## Listed entries
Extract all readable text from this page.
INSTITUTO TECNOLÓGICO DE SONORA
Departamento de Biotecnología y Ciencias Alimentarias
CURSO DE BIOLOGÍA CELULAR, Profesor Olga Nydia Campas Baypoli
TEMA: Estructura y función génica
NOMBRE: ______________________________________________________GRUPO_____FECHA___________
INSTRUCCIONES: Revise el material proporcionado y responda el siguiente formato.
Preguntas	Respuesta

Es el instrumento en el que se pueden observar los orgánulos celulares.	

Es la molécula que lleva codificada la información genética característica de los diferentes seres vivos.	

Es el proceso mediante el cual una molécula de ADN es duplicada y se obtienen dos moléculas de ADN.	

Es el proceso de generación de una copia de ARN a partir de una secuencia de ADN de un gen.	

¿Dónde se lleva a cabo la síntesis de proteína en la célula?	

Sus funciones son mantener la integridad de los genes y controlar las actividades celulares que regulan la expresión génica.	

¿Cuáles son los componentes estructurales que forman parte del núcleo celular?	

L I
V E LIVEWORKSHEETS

## Exercise goal
Please return a copy of each line in the entries that has the string "lleva".

## Exercise answer
Es la molécula que lleva codificada la información genética característica de los diferentes seres vivos.	
¿Dónde se lleva a cabo la síntesis de proteína en la célula?	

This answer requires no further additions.